Dataset entries:
****************

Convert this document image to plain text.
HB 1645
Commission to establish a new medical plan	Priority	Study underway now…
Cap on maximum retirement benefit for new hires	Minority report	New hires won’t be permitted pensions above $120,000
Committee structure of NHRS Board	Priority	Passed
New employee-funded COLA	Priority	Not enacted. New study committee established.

****************

> Short exercise: Retype all of the material, keeping each line exact.

> The completed task:
Convert this document image to plain text.
HB 1645
Commission to establish a new medical plan	Priority	Study underway now…
Cap on maximum retirement benefit for new hires	Minority report	New hires won’t be permitted pensions above $120,000
Committee structure of NHRS Board	Priority	Passed
New employee-funded COLA	Priority	Not enacted. New study committee established.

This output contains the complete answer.